**Task to complete:** Collect all the lines that mention the word "name".

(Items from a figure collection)
========================================

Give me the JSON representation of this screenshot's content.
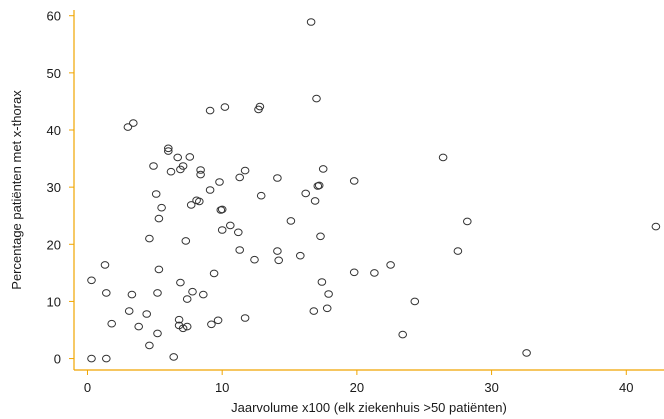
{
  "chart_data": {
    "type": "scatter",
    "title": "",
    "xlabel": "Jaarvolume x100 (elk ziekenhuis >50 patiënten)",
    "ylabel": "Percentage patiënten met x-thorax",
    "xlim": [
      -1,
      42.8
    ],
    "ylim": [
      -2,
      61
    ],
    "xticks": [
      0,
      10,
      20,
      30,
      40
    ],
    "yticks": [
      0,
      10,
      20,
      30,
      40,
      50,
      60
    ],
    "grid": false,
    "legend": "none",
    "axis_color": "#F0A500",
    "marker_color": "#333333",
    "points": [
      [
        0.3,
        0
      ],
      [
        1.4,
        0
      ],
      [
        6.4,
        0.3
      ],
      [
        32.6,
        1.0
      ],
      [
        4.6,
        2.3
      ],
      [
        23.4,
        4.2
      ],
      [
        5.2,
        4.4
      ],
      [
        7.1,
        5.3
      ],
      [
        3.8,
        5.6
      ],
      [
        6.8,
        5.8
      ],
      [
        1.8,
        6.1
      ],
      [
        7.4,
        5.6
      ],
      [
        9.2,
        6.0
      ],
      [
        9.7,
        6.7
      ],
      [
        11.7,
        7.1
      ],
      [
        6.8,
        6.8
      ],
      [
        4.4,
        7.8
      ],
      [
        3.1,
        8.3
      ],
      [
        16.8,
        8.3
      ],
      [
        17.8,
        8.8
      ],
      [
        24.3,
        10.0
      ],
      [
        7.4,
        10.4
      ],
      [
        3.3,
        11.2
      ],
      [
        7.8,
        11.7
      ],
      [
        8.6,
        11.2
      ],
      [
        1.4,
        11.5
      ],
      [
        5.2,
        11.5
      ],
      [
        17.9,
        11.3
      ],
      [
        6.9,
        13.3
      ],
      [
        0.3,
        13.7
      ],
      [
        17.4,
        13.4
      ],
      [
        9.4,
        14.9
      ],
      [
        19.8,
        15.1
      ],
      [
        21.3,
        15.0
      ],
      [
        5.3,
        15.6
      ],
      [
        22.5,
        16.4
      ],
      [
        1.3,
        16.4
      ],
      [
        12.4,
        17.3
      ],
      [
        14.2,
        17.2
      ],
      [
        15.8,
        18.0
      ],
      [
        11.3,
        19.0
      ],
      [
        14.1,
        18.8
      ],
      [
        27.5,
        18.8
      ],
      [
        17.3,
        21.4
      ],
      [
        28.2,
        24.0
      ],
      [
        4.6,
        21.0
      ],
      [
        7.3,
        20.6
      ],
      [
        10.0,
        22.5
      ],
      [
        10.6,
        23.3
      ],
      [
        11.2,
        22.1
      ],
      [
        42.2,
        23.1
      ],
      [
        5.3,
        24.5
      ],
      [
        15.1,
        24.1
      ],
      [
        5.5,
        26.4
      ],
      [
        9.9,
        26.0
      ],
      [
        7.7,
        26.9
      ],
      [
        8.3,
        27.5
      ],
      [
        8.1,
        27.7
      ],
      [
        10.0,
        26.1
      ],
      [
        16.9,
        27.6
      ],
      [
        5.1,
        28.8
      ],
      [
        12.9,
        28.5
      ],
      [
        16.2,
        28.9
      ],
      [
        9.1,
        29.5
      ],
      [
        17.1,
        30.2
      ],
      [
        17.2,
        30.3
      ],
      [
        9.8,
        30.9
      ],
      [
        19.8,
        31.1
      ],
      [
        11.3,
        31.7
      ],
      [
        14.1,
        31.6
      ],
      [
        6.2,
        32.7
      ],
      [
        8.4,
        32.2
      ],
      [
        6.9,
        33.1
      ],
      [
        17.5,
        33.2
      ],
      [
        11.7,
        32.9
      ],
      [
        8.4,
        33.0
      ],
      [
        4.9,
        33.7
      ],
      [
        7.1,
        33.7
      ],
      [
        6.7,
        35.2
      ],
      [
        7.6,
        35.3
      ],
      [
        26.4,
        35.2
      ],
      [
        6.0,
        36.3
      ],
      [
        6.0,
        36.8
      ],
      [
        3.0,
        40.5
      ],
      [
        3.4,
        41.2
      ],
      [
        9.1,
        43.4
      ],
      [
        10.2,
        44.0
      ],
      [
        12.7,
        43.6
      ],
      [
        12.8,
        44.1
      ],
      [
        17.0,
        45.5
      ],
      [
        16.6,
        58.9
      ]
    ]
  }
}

========================================

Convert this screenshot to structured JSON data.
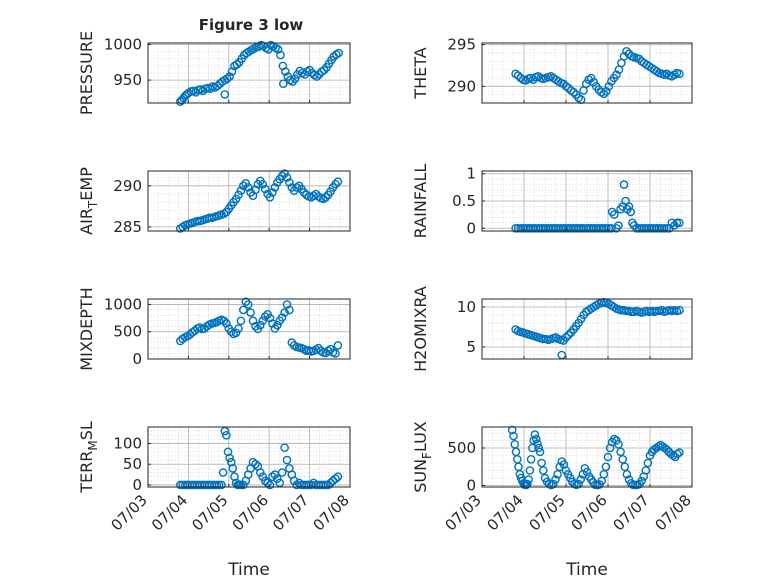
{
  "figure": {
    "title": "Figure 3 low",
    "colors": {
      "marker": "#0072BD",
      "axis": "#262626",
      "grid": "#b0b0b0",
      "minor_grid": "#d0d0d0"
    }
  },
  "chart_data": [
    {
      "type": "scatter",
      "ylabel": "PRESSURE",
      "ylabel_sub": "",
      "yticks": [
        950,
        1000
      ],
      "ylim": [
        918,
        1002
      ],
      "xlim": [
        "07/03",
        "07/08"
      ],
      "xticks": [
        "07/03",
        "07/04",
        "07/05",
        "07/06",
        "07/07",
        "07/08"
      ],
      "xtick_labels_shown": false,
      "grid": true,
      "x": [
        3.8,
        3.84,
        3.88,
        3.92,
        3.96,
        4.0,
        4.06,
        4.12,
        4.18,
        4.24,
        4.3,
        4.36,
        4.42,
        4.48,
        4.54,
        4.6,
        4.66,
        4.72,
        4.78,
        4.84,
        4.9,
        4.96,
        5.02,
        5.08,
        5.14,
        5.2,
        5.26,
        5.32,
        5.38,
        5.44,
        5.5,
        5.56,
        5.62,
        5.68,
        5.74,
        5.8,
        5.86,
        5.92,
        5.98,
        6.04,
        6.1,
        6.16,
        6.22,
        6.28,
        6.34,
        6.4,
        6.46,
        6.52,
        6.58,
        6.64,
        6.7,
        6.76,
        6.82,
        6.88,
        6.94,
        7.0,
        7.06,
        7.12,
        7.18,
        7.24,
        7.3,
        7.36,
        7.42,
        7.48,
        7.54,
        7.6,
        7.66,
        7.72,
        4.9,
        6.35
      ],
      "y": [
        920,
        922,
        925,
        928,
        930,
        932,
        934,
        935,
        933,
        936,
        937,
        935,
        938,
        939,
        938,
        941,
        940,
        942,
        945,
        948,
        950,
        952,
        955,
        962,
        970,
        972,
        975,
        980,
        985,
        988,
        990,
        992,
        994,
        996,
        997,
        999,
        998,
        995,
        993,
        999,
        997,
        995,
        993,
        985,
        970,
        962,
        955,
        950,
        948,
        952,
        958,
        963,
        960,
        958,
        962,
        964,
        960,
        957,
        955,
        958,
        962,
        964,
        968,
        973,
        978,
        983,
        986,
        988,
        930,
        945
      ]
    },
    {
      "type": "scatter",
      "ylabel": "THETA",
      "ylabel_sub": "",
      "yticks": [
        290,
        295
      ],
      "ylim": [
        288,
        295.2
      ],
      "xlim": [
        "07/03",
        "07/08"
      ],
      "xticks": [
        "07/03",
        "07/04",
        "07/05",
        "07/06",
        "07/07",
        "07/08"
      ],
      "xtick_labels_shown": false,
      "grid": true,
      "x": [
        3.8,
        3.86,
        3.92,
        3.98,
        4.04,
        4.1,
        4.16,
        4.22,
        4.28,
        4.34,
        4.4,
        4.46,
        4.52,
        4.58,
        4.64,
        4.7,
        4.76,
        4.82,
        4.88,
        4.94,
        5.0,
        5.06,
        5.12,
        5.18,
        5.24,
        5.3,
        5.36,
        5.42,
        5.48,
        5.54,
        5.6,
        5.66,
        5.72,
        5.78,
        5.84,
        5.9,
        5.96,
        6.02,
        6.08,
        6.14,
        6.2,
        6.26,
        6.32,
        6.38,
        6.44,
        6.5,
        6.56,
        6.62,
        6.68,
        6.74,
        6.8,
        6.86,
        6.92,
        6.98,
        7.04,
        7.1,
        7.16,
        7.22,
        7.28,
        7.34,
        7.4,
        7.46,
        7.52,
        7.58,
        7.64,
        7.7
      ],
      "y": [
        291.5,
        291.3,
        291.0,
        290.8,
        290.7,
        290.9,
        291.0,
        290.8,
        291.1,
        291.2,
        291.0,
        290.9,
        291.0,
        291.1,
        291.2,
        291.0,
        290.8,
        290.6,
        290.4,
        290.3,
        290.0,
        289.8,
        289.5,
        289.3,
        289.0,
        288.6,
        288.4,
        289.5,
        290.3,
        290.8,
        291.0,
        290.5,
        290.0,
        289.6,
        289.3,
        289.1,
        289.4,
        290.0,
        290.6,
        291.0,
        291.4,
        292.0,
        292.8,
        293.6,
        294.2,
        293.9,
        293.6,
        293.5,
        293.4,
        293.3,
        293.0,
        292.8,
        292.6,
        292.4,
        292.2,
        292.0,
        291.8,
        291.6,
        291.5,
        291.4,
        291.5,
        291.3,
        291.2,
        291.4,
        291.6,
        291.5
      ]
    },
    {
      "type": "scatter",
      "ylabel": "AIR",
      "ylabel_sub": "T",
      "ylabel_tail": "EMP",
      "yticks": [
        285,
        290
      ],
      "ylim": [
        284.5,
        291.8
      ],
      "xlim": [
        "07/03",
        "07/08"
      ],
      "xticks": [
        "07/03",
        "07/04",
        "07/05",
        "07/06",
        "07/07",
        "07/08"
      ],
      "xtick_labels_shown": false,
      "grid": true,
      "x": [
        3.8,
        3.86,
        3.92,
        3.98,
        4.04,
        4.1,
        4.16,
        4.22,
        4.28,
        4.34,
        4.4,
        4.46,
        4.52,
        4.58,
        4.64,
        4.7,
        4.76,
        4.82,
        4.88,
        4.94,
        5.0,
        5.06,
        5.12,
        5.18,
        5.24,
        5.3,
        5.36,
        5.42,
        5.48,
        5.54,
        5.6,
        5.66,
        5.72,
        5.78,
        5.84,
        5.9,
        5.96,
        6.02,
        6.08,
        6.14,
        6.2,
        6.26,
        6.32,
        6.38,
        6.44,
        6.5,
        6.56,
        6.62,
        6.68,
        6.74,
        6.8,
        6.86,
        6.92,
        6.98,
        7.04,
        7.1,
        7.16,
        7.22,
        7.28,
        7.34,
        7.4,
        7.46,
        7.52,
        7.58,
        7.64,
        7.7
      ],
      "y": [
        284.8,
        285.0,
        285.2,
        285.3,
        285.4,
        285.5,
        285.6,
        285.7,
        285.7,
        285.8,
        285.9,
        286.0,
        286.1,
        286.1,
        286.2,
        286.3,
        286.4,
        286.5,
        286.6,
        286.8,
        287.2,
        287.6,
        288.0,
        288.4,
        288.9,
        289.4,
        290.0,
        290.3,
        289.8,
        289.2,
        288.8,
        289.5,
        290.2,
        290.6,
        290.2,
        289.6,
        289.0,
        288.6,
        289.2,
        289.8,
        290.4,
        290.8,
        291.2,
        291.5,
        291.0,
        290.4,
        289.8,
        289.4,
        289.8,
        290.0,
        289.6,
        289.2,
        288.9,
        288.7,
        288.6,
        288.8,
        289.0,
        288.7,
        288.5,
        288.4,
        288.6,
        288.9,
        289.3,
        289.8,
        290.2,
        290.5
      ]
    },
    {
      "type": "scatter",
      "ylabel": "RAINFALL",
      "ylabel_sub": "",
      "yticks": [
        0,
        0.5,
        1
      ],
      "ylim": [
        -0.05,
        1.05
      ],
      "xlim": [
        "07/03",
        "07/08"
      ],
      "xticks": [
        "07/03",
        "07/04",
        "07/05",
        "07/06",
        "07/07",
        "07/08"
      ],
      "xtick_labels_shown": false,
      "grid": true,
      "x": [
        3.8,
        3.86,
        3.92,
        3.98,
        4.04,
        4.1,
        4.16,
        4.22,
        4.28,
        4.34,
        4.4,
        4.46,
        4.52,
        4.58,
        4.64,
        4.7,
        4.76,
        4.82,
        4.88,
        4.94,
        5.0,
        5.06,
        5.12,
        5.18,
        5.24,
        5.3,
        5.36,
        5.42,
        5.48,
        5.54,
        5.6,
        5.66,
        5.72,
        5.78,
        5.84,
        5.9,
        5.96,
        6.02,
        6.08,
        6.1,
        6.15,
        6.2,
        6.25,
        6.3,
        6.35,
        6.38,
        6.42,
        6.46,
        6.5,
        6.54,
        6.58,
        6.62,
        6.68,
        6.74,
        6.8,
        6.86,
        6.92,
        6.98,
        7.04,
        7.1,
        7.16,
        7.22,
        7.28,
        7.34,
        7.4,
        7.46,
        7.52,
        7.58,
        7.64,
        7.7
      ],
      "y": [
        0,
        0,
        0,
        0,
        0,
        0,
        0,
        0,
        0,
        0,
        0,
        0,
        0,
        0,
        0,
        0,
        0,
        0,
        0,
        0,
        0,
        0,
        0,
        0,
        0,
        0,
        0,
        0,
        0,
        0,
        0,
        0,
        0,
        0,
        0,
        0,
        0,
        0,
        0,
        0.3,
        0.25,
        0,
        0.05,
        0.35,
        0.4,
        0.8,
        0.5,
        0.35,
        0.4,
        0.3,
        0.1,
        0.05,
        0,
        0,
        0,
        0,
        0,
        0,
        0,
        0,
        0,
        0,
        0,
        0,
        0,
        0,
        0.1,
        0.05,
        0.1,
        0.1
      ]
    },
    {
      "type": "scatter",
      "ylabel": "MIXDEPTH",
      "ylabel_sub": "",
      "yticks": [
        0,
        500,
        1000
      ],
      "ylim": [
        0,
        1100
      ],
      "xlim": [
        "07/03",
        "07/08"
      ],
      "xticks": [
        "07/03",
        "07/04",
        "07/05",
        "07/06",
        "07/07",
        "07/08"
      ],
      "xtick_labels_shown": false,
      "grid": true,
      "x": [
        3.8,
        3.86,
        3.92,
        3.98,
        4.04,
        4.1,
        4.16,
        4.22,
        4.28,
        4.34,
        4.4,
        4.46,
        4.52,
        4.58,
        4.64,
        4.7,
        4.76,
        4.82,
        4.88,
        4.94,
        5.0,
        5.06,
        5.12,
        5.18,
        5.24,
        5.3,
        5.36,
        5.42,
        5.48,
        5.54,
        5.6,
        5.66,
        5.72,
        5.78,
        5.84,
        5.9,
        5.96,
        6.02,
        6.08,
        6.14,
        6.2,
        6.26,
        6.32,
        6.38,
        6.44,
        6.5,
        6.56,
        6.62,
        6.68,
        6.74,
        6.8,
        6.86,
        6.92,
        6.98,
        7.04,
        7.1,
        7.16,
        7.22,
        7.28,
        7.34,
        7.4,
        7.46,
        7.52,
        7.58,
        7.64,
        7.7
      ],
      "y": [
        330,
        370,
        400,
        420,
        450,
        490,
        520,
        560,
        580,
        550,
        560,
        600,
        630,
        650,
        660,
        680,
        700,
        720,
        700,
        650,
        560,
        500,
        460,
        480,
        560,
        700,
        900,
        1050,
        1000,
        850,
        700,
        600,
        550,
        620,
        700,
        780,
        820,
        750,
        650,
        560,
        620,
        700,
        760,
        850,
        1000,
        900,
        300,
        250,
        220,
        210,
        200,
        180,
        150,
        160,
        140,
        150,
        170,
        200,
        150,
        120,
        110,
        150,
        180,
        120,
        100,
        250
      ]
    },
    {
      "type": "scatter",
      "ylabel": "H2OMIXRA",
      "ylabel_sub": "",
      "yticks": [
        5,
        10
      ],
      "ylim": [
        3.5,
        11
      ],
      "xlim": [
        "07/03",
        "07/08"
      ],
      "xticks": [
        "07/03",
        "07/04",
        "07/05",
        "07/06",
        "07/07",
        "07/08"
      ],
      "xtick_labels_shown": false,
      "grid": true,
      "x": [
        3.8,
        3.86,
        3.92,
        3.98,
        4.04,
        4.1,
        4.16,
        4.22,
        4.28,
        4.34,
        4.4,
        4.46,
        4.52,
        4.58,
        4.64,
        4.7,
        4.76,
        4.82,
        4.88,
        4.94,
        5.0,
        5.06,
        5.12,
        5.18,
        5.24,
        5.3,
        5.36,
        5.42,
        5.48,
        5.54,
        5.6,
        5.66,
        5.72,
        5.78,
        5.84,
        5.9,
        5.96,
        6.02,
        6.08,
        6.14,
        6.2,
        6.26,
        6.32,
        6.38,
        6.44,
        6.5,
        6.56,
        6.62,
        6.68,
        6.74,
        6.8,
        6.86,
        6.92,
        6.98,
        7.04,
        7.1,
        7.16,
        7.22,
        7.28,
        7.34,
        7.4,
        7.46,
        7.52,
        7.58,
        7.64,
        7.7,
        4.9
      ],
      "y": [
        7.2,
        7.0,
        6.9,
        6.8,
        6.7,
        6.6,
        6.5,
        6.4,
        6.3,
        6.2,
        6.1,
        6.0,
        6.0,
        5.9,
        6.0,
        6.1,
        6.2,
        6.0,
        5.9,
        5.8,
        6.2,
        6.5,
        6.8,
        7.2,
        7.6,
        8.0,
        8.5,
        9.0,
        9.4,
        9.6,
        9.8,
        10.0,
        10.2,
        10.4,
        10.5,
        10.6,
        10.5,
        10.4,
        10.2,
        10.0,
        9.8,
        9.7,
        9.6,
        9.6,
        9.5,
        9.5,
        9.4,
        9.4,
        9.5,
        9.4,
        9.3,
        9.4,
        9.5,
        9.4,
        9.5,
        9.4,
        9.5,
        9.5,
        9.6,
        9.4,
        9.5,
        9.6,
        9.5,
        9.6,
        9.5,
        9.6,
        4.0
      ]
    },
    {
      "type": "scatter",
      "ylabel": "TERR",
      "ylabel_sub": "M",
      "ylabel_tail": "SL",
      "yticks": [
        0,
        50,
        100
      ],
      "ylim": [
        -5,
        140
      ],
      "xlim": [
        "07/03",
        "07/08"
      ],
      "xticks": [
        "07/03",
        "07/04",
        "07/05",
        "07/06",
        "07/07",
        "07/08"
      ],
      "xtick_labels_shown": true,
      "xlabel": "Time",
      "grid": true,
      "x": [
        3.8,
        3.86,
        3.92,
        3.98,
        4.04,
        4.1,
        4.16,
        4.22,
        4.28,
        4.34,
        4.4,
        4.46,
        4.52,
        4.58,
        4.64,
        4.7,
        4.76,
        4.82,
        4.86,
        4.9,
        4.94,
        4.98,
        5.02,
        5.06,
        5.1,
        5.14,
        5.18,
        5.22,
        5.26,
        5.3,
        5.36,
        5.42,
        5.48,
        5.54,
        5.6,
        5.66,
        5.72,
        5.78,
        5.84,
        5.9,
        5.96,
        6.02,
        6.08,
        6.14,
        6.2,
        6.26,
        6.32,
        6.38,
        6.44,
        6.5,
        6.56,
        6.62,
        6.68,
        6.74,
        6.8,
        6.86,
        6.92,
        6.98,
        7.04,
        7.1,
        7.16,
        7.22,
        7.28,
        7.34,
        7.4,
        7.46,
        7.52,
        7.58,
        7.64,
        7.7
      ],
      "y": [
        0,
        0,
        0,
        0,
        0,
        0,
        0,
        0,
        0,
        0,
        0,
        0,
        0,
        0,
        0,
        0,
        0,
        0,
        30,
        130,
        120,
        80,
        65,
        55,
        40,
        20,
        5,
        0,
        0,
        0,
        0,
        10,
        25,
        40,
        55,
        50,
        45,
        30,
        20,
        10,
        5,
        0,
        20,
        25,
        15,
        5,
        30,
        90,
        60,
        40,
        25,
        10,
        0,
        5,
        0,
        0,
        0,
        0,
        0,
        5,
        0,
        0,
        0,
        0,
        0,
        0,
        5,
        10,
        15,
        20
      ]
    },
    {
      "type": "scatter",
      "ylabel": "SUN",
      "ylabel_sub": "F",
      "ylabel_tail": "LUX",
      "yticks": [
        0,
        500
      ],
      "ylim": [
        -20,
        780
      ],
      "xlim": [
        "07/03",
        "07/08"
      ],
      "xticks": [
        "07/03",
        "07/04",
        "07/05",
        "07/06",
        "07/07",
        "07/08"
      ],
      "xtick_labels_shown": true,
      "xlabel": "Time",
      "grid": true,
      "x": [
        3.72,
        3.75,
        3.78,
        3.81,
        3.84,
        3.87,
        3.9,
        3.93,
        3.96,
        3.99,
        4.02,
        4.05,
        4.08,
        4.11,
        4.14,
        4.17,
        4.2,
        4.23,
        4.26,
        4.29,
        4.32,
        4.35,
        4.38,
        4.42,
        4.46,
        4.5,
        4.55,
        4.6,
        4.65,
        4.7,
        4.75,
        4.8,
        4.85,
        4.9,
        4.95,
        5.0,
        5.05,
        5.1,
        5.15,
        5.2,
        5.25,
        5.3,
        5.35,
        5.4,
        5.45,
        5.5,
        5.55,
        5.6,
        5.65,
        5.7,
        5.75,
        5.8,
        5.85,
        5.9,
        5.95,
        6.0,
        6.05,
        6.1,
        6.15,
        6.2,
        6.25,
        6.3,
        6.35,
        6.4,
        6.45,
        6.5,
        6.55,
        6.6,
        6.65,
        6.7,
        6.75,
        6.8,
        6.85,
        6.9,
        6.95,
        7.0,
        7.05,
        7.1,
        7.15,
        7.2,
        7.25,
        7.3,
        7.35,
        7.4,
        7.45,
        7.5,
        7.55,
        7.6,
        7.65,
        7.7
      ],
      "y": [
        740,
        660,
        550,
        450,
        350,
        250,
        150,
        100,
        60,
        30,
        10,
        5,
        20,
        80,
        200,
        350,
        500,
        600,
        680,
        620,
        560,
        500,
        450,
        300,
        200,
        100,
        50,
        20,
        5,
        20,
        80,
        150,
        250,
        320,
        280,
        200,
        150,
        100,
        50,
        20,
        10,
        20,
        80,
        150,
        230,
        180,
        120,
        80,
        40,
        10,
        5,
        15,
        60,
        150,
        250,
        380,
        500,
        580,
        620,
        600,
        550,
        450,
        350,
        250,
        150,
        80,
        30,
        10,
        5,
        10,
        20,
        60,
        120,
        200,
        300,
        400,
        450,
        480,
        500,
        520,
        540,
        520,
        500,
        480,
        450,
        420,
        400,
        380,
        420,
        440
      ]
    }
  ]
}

========================================

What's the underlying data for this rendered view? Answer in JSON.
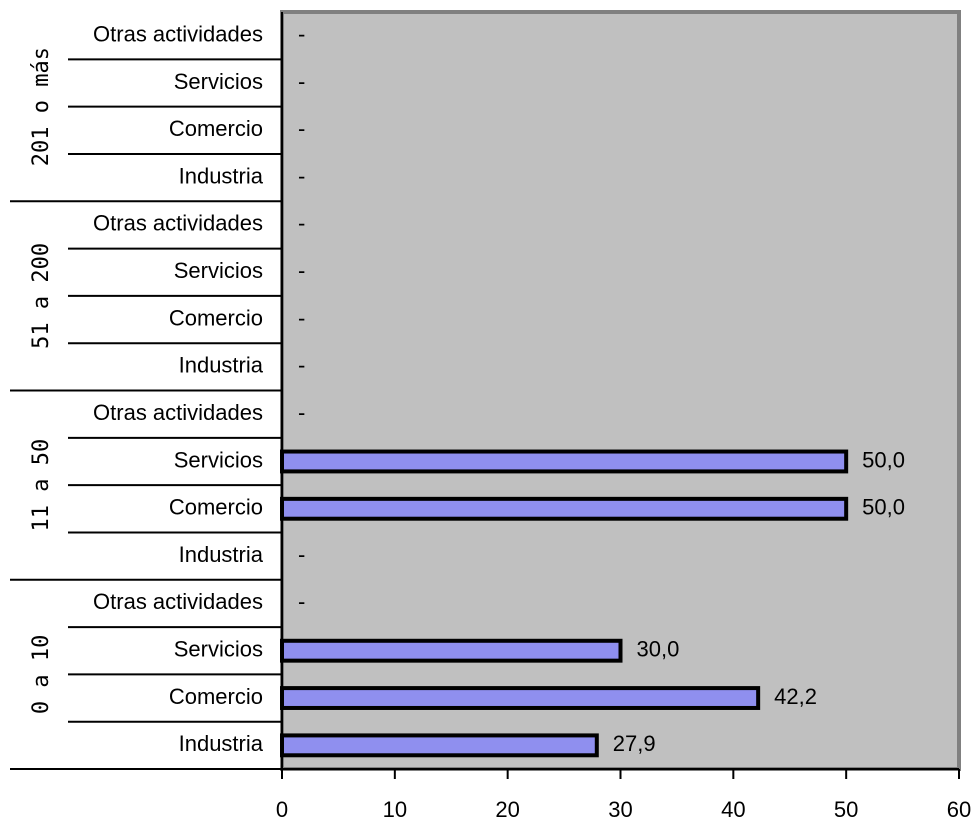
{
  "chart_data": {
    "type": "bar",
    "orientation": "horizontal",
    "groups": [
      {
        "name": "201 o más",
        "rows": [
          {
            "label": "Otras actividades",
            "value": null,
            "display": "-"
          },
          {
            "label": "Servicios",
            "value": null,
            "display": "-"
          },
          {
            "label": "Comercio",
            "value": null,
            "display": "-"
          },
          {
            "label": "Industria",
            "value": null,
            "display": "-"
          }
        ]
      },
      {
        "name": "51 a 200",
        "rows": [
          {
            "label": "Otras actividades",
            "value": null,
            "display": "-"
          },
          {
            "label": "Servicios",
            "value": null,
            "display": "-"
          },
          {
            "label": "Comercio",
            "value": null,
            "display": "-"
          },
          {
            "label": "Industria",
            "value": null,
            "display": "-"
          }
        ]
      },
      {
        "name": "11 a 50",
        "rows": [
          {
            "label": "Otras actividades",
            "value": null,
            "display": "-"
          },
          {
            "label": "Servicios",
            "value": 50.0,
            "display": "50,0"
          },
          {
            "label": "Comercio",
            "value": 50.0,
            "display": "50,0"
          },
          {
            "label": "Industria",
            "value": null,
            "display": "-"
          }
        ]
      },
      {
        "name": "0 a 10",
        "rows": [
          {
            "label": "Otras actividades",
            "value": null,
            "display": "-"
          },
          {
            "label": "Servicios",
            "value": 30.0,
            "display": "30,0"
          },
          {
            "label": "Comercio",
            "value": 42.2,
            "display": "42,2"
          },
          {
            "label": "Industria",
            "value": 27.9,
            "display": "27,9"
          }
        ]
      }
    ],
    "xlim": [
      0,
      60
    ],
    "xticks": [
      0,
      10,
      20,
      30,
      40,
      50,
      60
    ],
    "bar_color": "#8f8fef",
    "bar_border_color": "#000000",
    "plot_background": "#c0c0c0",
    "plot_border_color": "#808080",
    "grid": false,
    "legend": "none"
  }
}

========================================

**Output:**
        "name": "201 o más",
        "name": "51 a 200",
        "name": "11 a 50",
        "name": "0 a 10",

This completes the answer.